[Stored items from a collection]
━━━━━━━━
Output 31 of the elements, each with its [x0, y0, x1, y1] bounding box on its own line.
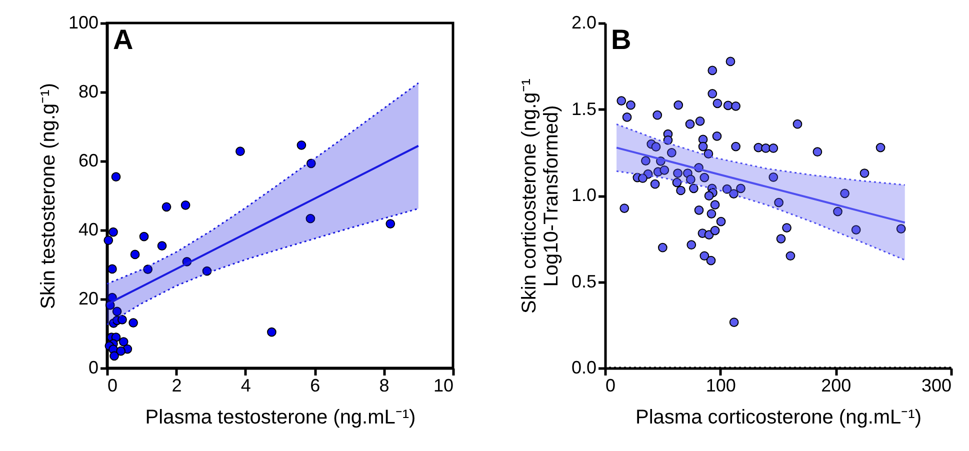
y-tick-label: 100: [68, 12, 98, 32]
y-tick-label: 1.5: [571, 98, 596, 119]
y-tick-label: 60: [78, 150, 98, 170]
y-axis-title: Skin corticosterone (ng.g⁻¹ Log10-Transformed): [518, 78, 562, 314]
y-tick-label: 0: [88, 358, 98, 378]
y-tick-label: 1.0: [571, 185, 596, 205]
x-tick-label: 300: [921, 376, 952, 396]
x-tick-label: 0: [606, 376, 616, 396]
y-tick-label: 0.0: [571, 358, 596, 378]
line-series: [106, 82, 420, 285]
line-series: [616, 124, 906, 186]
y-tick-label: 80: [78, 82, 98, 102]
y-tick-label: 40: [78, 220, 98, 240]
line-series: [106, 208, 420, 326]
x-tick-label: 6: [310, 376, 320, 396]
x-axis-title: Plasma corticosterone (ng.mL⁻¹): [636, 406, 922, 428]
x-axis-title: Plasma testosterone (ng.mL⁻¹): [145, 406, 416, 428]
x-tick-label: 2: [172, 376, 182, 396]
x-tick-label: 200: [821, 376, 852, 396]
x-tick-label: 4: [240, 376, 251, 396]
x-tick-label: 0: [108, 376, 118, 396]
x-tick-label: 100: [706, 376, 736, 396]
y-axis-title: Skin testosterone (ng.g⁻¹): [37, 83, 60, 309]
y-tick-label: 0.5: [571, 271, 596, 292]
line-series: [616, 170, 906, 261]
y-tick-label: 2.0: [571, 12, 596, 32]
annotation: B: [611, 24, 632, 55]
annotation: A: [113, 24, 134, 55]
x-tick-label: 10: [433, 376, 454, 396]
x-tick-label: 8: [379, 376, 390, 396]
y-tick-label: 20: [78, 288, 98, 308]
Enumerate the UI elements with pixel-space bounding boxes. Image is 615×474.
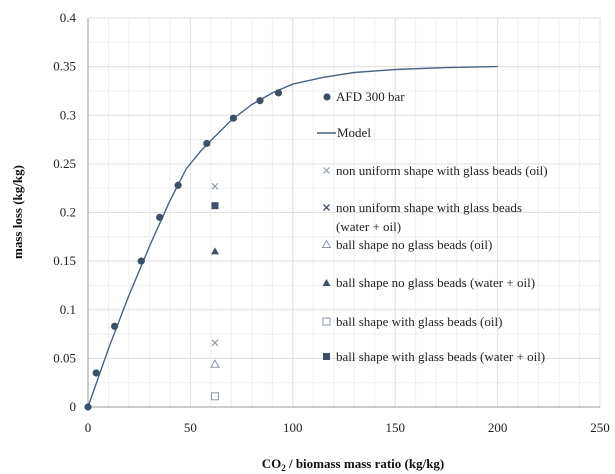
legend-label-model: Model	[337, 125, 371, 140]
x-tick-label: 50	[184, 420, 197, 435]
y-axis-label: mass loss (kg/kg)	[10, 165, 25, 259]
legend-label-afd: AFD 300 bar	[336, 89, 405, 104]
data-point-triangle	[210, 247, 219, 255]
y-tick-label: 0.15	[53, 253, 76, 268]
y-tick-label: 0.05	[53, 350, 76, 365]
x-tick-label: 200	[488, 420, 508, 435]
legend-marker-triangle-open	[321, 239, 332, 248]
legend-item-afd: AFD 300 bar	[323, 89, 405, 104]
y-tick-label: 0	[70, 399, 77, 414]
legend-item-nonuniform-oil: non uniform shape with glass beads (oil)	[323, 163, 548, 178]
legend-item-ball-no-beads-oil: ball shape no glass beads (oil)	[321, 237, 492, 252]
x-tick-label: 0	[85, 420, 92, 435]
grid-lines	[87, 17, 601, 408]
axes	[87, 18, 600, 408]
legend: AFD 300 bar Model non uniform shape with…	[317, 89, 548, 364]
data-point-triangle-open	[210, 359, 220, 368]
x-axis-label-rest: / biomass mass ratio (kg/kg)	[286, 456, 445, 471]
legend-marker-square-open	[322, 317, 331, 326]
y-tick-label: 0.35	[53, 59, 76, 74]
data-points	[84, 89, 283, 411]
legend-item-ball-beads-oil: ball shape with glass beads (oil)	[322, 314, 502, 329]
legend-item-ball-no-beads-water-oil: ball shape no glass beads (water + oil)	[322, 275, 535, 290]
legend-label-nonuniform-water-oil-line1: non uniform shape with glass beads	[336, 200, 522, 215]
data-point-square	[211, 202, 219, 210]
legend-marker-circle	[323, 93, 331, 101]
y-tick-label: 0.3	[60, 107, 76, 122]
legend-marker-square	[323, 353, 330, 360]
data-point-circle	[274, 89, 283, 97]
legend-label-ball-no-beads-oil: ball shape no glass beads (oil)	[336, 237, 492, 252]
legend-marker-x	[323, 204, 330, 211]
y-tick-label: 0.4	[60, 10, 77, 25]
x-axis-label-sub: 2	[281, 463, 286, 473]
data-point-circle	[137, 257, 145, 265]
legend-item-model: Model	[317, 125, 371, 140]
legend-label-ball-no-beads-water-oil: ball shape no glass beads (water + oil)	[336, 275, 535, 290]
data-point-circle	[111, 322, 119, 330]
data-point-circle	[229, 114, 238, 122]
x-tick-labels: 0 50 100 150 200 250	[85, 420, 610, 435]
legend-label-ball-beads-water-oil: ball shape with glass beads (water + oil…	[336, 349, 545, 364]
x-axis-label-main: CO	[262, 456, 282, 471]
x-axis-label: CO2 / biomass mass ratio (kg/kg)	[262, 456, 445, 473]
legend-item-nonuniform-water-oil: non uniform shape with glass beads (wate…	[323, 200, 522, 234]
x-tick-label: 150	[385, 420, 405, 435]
━━━━━━━━
Write each line of the entries above as one string in a JSON list, omitting blank lines and the pictures.

[
  "Output 31 of the elements, each with its [x0, y0, x1, y1] bounding box on its own line.",
  "y-tick-label: 100: [68, 12, 98, 32]",
  "y-tick-label: 1.5: [571, 98, 596, 119]",
  "y-tick-label: 60: [78, 150, 98, 170]",
  "y-axis-title: Skin corticosterone (ng.g⁻¹ Log10-Transformed): [518, 78, 562, 314]",
  "y-tick-label: 0: [88, 358, 98, 378]",
  "y-tick-label: 1.0: [571, 185, 596, 205]",
  "x-tick-label: 300: [921, 376, 952, 396]",
  "x-tick-label: 0: [606, 376, 616, 396]",
  "y-tick-label: 0.0: [571, 358, 596, 378]",
  "line-series: [106, 82, 420, 285]",
  "line-series: [616, 124, 906, 186]",
  "y-tick-label: 80: [78, 82, 98, 102]",
  "y-tick-label: 40: [78, 220, 98, 240]",
  "line-series: [106, 208, 420, 326]",
  "x-tick-label: 6: [310, 376, 320, 396]",
  "x-axis-title: Plasma corticosterone (ng.mL⁻¹): [636, 406, 922, 428]",
  "x-axis-title: Plasma testosterone (ng.mL⁻¹): [145, 406, 416, 428]",
  "x-tick-label: 2: [172, 376, 182, 396]",
  "x-tick-label: 200: [821, 376, 852, 396]",
  "x-tick-label: 4: [240, 376, 251, 396]",
  "x-tick-label: 0: [108, 376, 118, 396]",
  "x-tick-label: 100: [706, 376, 736, 396]",
  "y-axis-title: Skin testosterone (ng.g⁻¹): [37, 83, 60, 309]",
  "y-tick-label: 0.5: [571, 271, 596, 292]",
  "line-series: [616, 170, 906, 261]",
  "y-tick-label: 2.0: [571, 12, 596, 32]",
  "annotation: B: [611, 24, 632, 55]",
  "annotation: A: [113, 24, 134, 55]",
  "x-tick-label: 10: [433, 376, 454, 396]",
  "x-tick-label: 8: [379, 376, 390, 396]",
  "y-tick-label: 20: [78, 288, 98, 308]",
  "Enumerate the UI elements with pixel-space bounding boxes. Image is 615×474.",
  "legend-label-model: Model\t[337, 125, 371, 140]",
  "x-tick-label: 50\t[184, 420, 197, 435]",
  "y-axis-label: mass loss (kg/kg)\t[10, 165, 25, 259]",
  "legend-label-afd: AFD 300 bar\t[336, 89, 405, 104]",
  "data-point-triangle\t[210, 247, 219, 255]",
  "y-tick-label: 0.15\t[53, 253, 76, 268]",
  "y-tick-label: 0.05\t[53, 350, 76, 365]",
  "x-tick-label: 200\t[488, 420, 508, 435]",
  "legend-marker-triangle-open\t[321, 239, 332, 248]",
  "legend-item-afd: AFD 300 bar\t[323, 89, 405, 104]",
  "y-tick-label: 0\t[70, 399, 77, 414]",
  "legend-item-nonuniform-oil: non uniform shape with glass beads (oil)\t[323, 163, 548, 178]",
  "legend-item-ball-no-beads-oil: ball shape no glass beads (oil)\t[321, 237, 492, 252]",
  "x-tick-label: 0\t[85, 420, 92, 435]",
  "grid-lines\t[87, 17, 601, 408]",
  "axes\t[87, 18, 600, 408]",
  "legend: AFD 300 bar Model non uniform shape with…\t[317, 89, 548, 364]",
  "data-point-triangle-open\t[210, 359, 220, 368]",
  "x-axis-label-rest: / biomass mass ratio (kg/kg)\t[286, 456, 445, 471]",
  "legend-marker-square-open\t[322, 317, 331, 326]",
  "y-tick-label: 0.35\t[53, 59, 76, 74]",
  "data-points\t[84, 89, 283, 411]",
  "legend-item-ball-beads-oil: ball shape with glass beads (oil)\t[322, 314, 502, 329]",
  "legend-item-ball-no-beads-water-oil: ball shape no glass beads (water + oil)\t[322, 275, 535, 290]",
  "legend-label-nonuniform-water-oil-line1: non uniform shape with glass beads\t[336, 200, 522, 215]",
  "data-point-square\t[211, 202, 219, 210]",
  "legend-marker-circle\t[323, 93, 331, 101]",
  "y-tick-label: 0.3\t[60, 107, 76, 122]",
  "legend-marker-square\t[323, 353, 330, 360]",
  "data-point-circle\t[274, 89, 283, 97]",
  "legend-label-ball-no-beads-oil: ball shape no glass beads (oil)\t[336, 237, 492, 252]",
  "legend-marker-x\t[323, 204, 330, 211]",
  "y-tick-label: 0.4\t[60, 10, 77, 25]",
  "x-axis-label-sub: 2\t[281, 463, 286, 473]",
  "data-point-circle\t[137, 257, 145, 265]",
  "legend-item-model: Model\t[317, 125, 371, 140]",
  "legend-label-ball-no-beads-water-oil: ball shape no glass beads (water + oil)\t[336, 275, 535, 290]",
  "data-point-circle\t[111, 322, 119, 330]",
  "data-point-circle\t[229, 114, 238, 122]",
  "x-tick-labels: 0 50 100 150 200 250\t[85, 420, 610, 435]",
  "legend-label-ball-beads-water-oil: ball shape with glass beads (water + oil…\t[336, 349, 545, 364]",
  "x-axis-label-main: CO\t[262, 456, 282, 471]",
  "x-axis-label: CO2 / biomass mass ratio (kg/kg)\t[262, 456, 445, 473]",
  "legend-item-nonuniform-water-oil: non uniform shape with glass beads (wate…\t[323, 200, 522, 234]",
  "x-tick-label: 150\t[385, 420, 405, 435]"
]